┌─ Dataset excerpts
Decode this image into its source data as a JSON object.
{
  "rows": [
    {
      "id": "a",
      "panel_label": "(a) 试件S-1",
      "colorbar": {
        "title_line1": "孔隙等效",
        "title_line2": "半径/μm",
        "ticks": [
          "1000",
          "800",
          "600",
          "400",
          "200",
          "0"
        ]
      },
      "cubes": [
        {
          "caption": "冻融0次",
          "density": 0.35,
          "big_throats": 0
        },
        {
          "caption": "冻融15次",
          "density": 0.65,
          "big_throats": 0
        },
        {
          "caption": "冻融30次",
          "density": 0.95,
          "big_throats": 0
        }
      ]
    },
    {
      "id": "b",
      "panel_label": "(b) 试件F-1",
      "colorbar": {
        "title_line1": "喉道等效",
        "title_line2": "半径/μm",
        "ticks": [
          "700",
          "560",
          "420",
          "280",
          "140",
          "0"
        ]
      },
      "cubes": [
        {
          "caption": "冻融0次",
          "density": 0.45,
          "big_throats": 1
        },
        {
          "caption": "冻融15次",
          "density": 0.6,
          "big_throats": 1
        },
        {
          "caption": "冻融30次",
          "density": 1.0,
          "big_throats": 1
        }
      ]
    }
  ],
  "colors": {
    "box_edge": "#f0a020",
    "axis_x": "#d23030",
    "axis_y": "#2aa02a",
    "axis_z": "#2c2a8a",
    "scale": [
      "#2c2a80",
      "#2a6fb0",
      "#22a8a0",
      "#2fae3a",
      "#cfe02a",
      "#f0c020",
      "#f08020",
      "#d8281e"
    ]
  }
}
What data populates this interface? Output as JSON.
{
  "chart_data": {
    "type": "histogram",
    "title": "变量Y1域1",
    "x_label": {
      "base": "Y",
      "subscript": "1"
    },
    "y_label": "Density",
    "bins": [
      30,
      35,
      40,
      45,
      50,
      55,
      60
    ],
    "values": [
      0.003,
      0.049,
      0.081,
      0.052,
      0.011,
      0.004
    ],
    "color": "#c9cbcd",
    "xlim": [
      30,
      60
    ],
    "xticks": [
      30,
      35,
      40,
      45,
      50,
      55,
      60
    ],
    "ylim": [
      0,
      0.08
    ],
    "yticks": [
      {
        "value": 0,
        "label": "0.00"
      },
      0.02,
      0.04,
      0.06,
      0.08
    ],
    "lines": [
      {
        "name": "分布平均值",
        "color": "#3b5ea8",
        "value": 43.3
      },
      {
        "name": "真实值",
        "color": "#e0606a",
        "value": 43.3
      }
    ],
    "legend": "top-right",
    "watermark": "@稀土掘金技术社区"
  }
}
└─
Copy exactly the line containing "What data populates" and every line after it, ending with the last line of the records above.

What data populates this interface? Output as JSON.
{
  "chart_data": {
    "type": "histogram",
    "title": "变量Y1域1",
    "x_label": {
      "base": "Y",
      "subscript": "1"
    },
    "y_label": "Density",
    "bins": [
      30,
      35,
      40,
      45,
      50,
      55,
      60
    ],
    "values": [
      0.003,
      0.049,
      0.081,
      0.052,
      0.011,
      0.004
    ],
    "color": "#c9cbcd",
    "xlim": [
      30,
      60
    ],
    "xticks": [
      30,
      35,
      40,
      45,
      50,
      55,
      60
    ],
    "ylim": [
      0,
      0.08
    ],
    "yticks": [
      {
        "value": 0,
        "label": "0.00"
      },
      0.02,
      0.04,
      0.06,
      0.08
    ],
    "lines": [
      {
        "name": "分布平均值",
        "color": "#3b5ea8",
        "value": 43.3
      },
      {
        "name": "真实值",
        "color": "#e0606a",
        "value": 43.3
      }
    ],
    "legend": "top-right",
    "watermark": "@稀土掘金技术社区"
  }
}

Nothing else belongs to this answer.